Copy out the records in full, word for word, without pictures.

=== Figure content listings ===

<<<<

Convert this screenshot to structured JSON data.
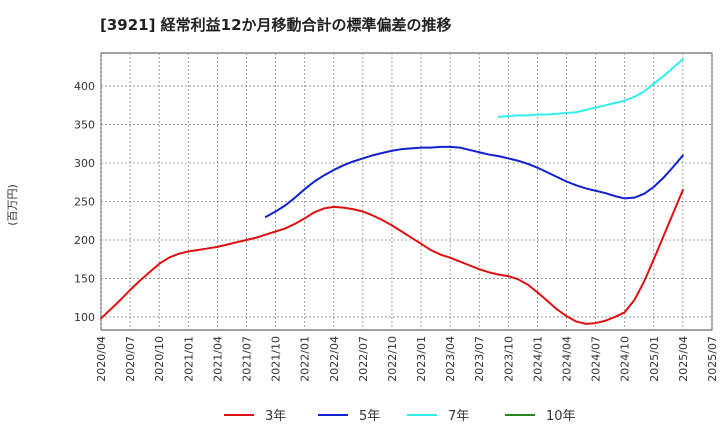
{
  "chart_data": {
    "type": "line",
    "title": "[3921]  経常利益12か月移動合計の標準偏差の推移",
    "ylabel": "(百万円)",
    "xlabel": "",
    "x_ticks": [
      "2020/04",
      "2020/07",
      "2020/10",
      "2021/01",
      "2021/04",
      "2021/07",
      "2021/10",
      "2022/01",
      "2022/04",
      "2022/07",
      "2022/10",
      "2023/01",
      "2023/04",
      "2023/07",
      "2023/10",
      "2024/01",
      "2024/04",
      "2024/07",
      "2024/10",
      "2025/01",
      "2025/04",
      "2025/07"
    ],
    "xlim": [
      "2020/04",
      "2025/07"
    ],
    "y_ticks": [
      100,
      150,
      200,
      250,
      300,
      350,
      400
    ],
    "ylim": [
      83,
      443
    ],
    "grid": true,
    "legend_position": "bottom",
    "series": [
      {
        "name": "3年",
        "color": "#dd1111",
        "points": [
          [
            "2020/04",
            98
          ],
          [
            "2020/05",
            110
          ],
          [
            "2020/06",
            122
          ],
          [
            "2020/07",
            135
          ],
          [
            "2020/08",
            147
          ],
          [
            "2020/09",
            158
          ],
          [
            "2020/10",
            169
          ],
          [
            "2020/11",
            177
          ],
          [
            "2020/12",
            182
          ],
          [
            "2021/01",
            185
          ],
          [
            "2021/02",
            187
          ],
          [
            "2021/03",
            189
          ],
          [
            "2021/04",
            191
          ],
          [
            "2021/05",
            194
          ],
          [
            "2021/06",
            197
          ],
          [
            "2021/07",
            200
          ],
          [
            "2021/08",
            203
          ],
          [
            "2021/09",
            207
          ],
          [
            "2021/10",
            211
          ],
          [
            "2021/11",
            215
          ],
          [
            "2021/12",
            221
          ],
          [
            "2022/01",
            228
          ],
          [
            "2022/02",
            236
          ],
          [
            "2022/03",
            241
          ],
          [
            "2022/04",
            243
          ],
          [
            "2022/05",
            242
          ],
          [
            "2022/06",
            240
          ],
          [
            "2022/07",
            237
          ],
          [
            "2022/08",
            232
          ],
          [
            "2022/09",
            226
          ],
          [
            "2022/10",
            219
          ],
          [
            "2022/11",
            211
          ],
          [
            "2022/12",
            203
          ],
          [
            "2023/01",
            195
          ],
          [
            "2023/02",
            187
          ],
          [
            "2023/03",
            181
          ],
          [
            "2023/04",
            177
          ],
          [
            "2023/05",
            172
          ],
          [
            "2023/06",
            167
          ],
          [
            "2023/07",
            162
          ],
          [
            "2023/08",
            158
          ],
          [
            "2023/09",
            155
          ],
          [
            "2023/10",
            153
          ],
          [
            "2023/11",
            149
          ],
          [
            "2023/12",
            142
          ],
          [
            "2024/01",
            132
          ],
          [
            "2024/02",
            121
          ],
          [
            "2024/03",
            110
          ],
          [
            "2024/04",
            101
          ],
          [
            "2024/05",
            94
          ],
          [
            "2024/06",
            91
          ],
          [
            "2024/07",
            92
          ],
          [
            "2024/08",
            95
          ],
          [
            "2024/09",
            100
          ],
          [
            "2024/10",
            106
          ],
          [
            "2024/11",
            122
          ],
          [
            "2024/12",
            146
          ],
          [
            "2025/01",
            175
          ],
          [
            "2025/02",
            205
          ],
          [
            "2025/03",
            235
          ],
          [
            "2025/04",
            265
          ]
        ]
      },
      {
        "name": "5年",
        "color": "#1122cc",
        "points": [
          [
            "2021/09",
            230
          ],
          [
            "2021/10",
            237
          ],
          [
            "2021/11",
            245
          ],
          [
            "2021/12",
            255
          ],
          [
            "2022/01",
            266
          ],
          [
            "2022/02",
            276
          ],
          [
            "2022/03",
            284
          ],
          [
            "2022/04",
            291
          ],
          [
            "2022/05",
            297
          ],
          [
            "2022/06",
            302
          ],
          [
            "2022/07",
            306
          ],
          [
            "2022/08",
            310
          ],
          [
            "2022/09",
            313
          ],
          [
            "2022/10",
            316
          ],
          [
            "2022/11",
            318
          ],
          [
            "2022/12",
            319
          ],
          [
            "2023/01",
            320
          ],
          [
            "2023/02",
            320
          ],
          [
            "2023/03",
            321
          ],
          [
            "2023/04",
            321
          ],
          [
            "2023/05",
            320
          ],
          [
            "2023/06",
            317
          ],
          [
            "2023/07",
            314
          ],
          [
            "2023/08",
            311
          ],
          [
            "2023/09",
            309
          ],
          [
            "2023/10",
            306
          ],
          [
            "2023/11",
            303
          ],
          [
            "2023/12",
            299
          ],
          [
            "2024/01",
            294
          ],
          [
            "2024/02",
            288
          ],
          [
            "2024/03",
            282
          ],
          [
            "2024/04",
            276
          ],
          [
            "2024/05",
            271
          ],
          [
            "2024/06",
            267
          ],
          [
            "2024/07",
            264
          ],
          [
            "2024/08",
            261
          ],
          [
            "2024/09",
            257
          ],
          [
            "2024/10",
            254
          ],
          [
            "2024/11",
            255
          ],
          [
            "2024/12",
            260
          ],
          [
            "2025/01",
            269
          ],
          [
            "2025/02",
            281
          ],
          [
            "2025/03",
            295
          ],
          [
            "2025/04",
            310
          ]
        ]
      },
      {
        "name": "7年",
        "color": "#33eeee",
        "points": [
          [
            "2023/09",
            360
          ],
          [
            "2023/10",
            361
          ],
          [
            "2023/11",
            362
          ],
          [
            "2023/12",
            362
          ],
          [
            "2024/01",
            363
          ],
          [
            "2024/02",
            363
          ],
          [
            "2024/03",
            364
          ],
          [
            "2024/04",
            365
          ],
          [
            "2024/05",
            366
          ],
          [
            "2024/06",
            369
          ],
          [
            "2024/07",
            372
          ],
          [
            "2024/08",
            375
          ],
          [
            "2024/09",
            378
          ],
          [
            "2024/10",
            381
          ],
          [
            "2024/11",
            386
          ],
          [
            "2024/12",
            393
          ],
          [
            "2025/01",
            403
          ],
          [
            "2025/02",
            413
          ],
          [
            "2025/03",
            424
          ],
          [
            "2025/04",
            435
          ]
        ]
      },
      {
        "name": "10年",
        "color": "#228822",
        "points": []
      }
    ]
  }
}
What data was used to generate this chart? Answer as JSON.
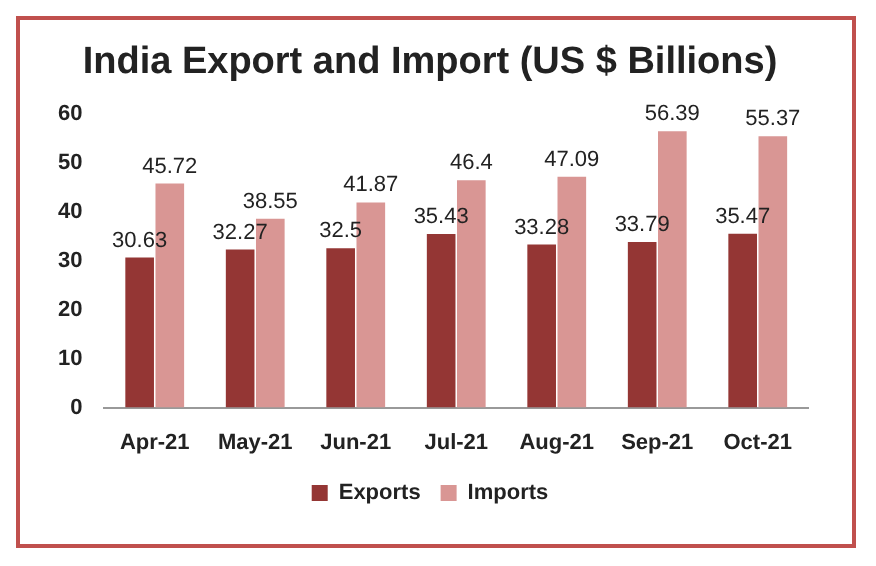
{
  "chart_data": {
    "type": "bar",
    "title": "India Export and Import (US $ Billions)",
    "categories": [
      "Apr-21",
      "May-21",
      "Jun-21",
      "Jul-21",
      "Aug-21",
      "Sep-21",
      "Oct-21"
    ],
    "series": [
      {
        "name": "Exports",
        "color": "#943634",
        "values": [
          30.63,
          32.27,
          32.5,
          35.43,
          33.28,
          33.79,
          35.47
        ]
      },
      {
        "name": "Imports",
        "color": "#d99694",
        "values": [
          45.72,
          38.55,
          41.87,
          46.4,
          47.09,
          56.39,
          55.37
        ]
      }
    ],
    "ylim": [
      0,
      60
    ],
    "yticks": [
      0,
      10,
      20,
      30,
      40,
      50,
      60
    ],
    "grid": false,
    "legend": "bottom",
    "data_labels": true
  }
}
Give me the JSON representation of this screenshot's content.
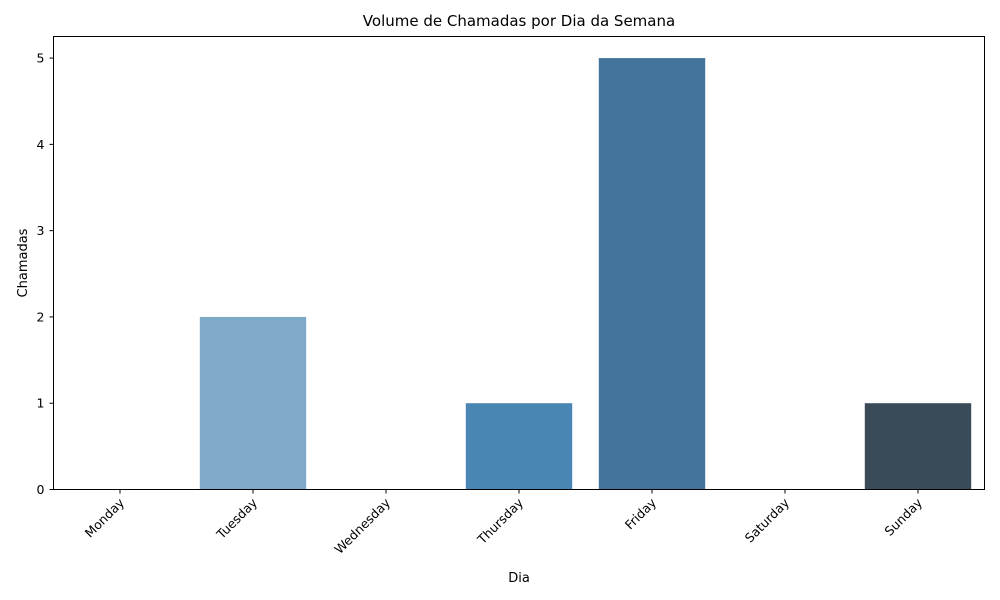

>>>>

=== WRITTEN SOLUTION ===
Convert this screenshot to structured JSON data.
{
  "chart_data": {
    "type": "line",
    "title": "[3921]  経常利益12か月移動合計の標準偏差の推移",
    "ylabel": "(百万円)",
    "xlabel": "",
    "x_ticks": [
      "2020/04",
      "2020/07",
      "2020/10",
      "2021/01",
      "2021/04",
      "2021/07",
      "2021/10",
      "2022/01",
      "2022/04",
      "2022/07",
      "2022/10",
      "2023/01",
      "2023/04",
      "2023/07",
      "2023/10",
      "2024/01",
      "2024/04",
      "2024/07",
      "2024/10",
      "2025/01",
      "2025/04",
      "2025/07"
    ],
    "xlim": [
      "2020/04",
      "2025/07"
    ],
    "y_ticks": [
      100,
      150,
      200,
      250,
      300,
      350,
      400
    ],
    "ylim": [
      83,
      443
    ],
    "grid": true,
    "legend_position": "bottom",
    "series": [
      {
        "name": "3年",
        "color": "#dd1111",
        "points": [
          [
            "2020/04",
            98
          ],
          [
            "2020/05",
            110
          ],
          [
            "2020/06",
            122
          ],
          [
            "2020/07",
            135
          ],
          [
            "2020/08",
            147
          ],
          [
            "2020/09",
            158
          ],
          [
            "2020/10",
            169
          ],
          [
            "2020/11",
            177
          ],
          [
            "2020/12",
            182
          ],
          [
            "2021/01",
            185
          ],
          [
            "2021/02",
            187
          ],
          [
            "2021/03",
            189
          ],
          [
            "2021/04",
            191
          ],
          [
            "2021/05",
            194
          ],
          [
            "2021/06",
            197
          ],
          [
            "2021/07",
            200
          ],
          [
            "2021/08",
            203
          ],
          [
            "2021/09",
            207
          ],
          [
            "2021/10",
            211
          ],
          [
            "2021/11",
            215
          ],
          [
            "2021/12",
            221
          ],
          [
            "2022/01",
            228
          ],
          [
            "2022/02",
            236
          ],
          [
            "2022/03",
            241
          ],
          [
            "2022/04",
            243
          ],
          [
            "2022/05",
            242
          ],
          [
            "2022/06",
            240
          ],
          [
            "2022/07",
            237
          ],
          [
            "2022/08",
            232
          ],
          [
            "2022/09",
            226
          ],
          [
            "2022/10",
            219
          ],
          [
            "2022/11",
            211
          ],
          [
            "2022/12",
            203
          ],
          [
            "2023/01",
            195
          ],
          [
            "2023/02",
            187
          ],
          [
            "2023/03",
            181
          ],
          [
            "2023/04",
            177
          ],
          [
            "2023/05",
            172
          ],
          [
            "2023/06",
            167
          ],
          [
            "2023/07",
            162
          ],
          [
            "2023/08",
            158
          ],
          [
            "2023/09",
            155
          ],
          [
            "2023/10",
            153
          ],
          [
            "2023/11",
            149
          ],
          [
            "2023/12",
            142
          ],
          [
            "2024/01",
            132
          ],
          [
            "2024/02",
            121
          ],
          [
            "2024/03",
            110
          ],
          [
            "2024/04",
            101
          ],
          [
            "2024/05",
            94
          ],
          [
            "2024/06",
            91
          ],
          [
            "2024/07",
            92
          ],
          [
            "2024/08",
            95
          ],
          [
            "2024/09",
            100
          ],
          [
            "2024/10",
            106
          ],
          [
            "2024/11",
            122
          ],
          [
            "2024/12",
            146
          ],
          [
            "2025/01",
            175
          ],
          [
            "2025/02",
            205
          ],
          [
            "2025/03",
            235
          ],
          [
            "2025/04",
            265
          ]
        ]
      },
      {
        "name": "5年",
        "color": "#1122cc",
        "points": [
          [
            "2021/09",
            230
          ],
          [
            "2021/10",
            237
          ],
          [
            "2021/11",
            245
          ],
          [
            "2021/12",
            255
          ],
          [
            "2022/01",
            266
          ],
          [
            "2022/02",
            276
          ],
          [
            "2022/03",
            284
          ],
          [
            "2022/04",
            291
          ],
          [
            "2022/05",
            297
          ],
          [
            "2022/06",
            302
          ],
          [
            "2022/07",
            306
          ],
          [
            "2022/08",
            310
          ],
          [
            "2022/09",
            313
          ],
          [
            "2022/10",
            316
          ],
          [
            "2022/11",
            318
          ],
          [
            "2022/12",
            319
          ],
          [
            "2023/01",
            320
          ],
          [
            "2023/02",
            320
          ],
          [
            "2023/03",
            321
          ],
          [
            "2023/04",
            321
          ],
          [
            "2023/05",
            320
          ],
          [
            "2023/06",
            317
          ],
          [
            "2023/07",
            314
          ],
          [
            "2023/08",
            311
          ],
          [
            "2023/09",
            309
          ],
          [
            "2023/10",
            306
          ],
          [
            "2023/11",
            303
          ],
          [
            "2023/12",
            299
          ],
          [
            "2024/01",
            294
          ],
          [
            "2024/02",
            288
          ],
          [
            "2024/03",
            282
          ],
          [
            "2024/04",
            276
          ],
          [
            "2024/05",
            271
          ],
          [
            "2024/06",
            267
          ],
          [
            "2024/07",
            264
          ],
          [
            "2024/08",
            261
          ],
          [
            "2024/09",
            257
          ],
          [
            "2024/10",
            254
          ],
          [
            "2024/11",
            255
          ],
          [
            "2024/12",
            260
          ],
          [
            "2025/01",
            269
          ],
          [
            "2025/02",
            281
          ],
          [
            "2025/03",
            295
          ],
          [
            "2025/04",
            310
          ]
        ]
      },
      {
        "name": "7年",
        "color": "#33eeee",
        "points": [
          [
            "2023/09",
            360
          ],
          [
            "2023/10",
            361
          ],
          [
            "2023/11",
            362
          ],
          [
            "2023/12",
            362
          ],
          [
            "2024/01",
            363
          ],
          [
            "2024/02",
            363
          ],
          [
            "2024/03",
            364
          ],
          [
            "2024/04",
            365
          ],
          [
            "2024/05",
            366
          ],
          [
            "2024/06",
            369
          ],
          [
            "2024/07",
            372
          ],
          [
            "2024/08",
            375
          ],
          [
            "2024/09",
            378
          ],
          [
            "2024/10",
            381
          ],
          [
            "2024/11",
            386
          ],
          [
            "2024/12",
            393
          ],
          [
            "2025/01",
            403
          ],
          [
            "2025/02",
            413
          ],
          [
            "2025/03",
            424
          ],
          [
            "2025/04",
            435
          ]
        ]
      },
      {
        "name": "10年",
        "color": "#228822",
        "points": []
      }
    ]
  }
}
What data was used to generate this chart? Answer as JSON.
{
  "chart_data": {
    "type": "bar",
    "title": "India Export and Import (US $ Billions)",
    "categories": [
      "Apr-21",
      "May-21",
      "Jun-21",
      "Jul-21",
      "Aug-21",
      "Sep-21",
      "Oct-21"
    ],
    "series": [
      {
        "name": "Exports",
        "color": "#943634",
        "values": [
          30.63,
          32.27,
          32.5,
          35.43,
          33.28,
          33.79,
          35.47
        ]
      },
      {
        "name": "Imports",
        "color": "#d99694",
        "values": [
          45.72,
          38.55,
          41.87,
          46.4,
          47.09,
          56.39,
          55.37
        ]
      }
    ],
    "ylim": [
      0,
      60
    ],
    "yticks": [
      0,
      10,
      20,
      30,
      40,
      50,
      60
    ],
    "grid": false,
    "legend": "bottom",
    "data_labels": true
  }
}
Give me the JSON representation of this screenshot's content.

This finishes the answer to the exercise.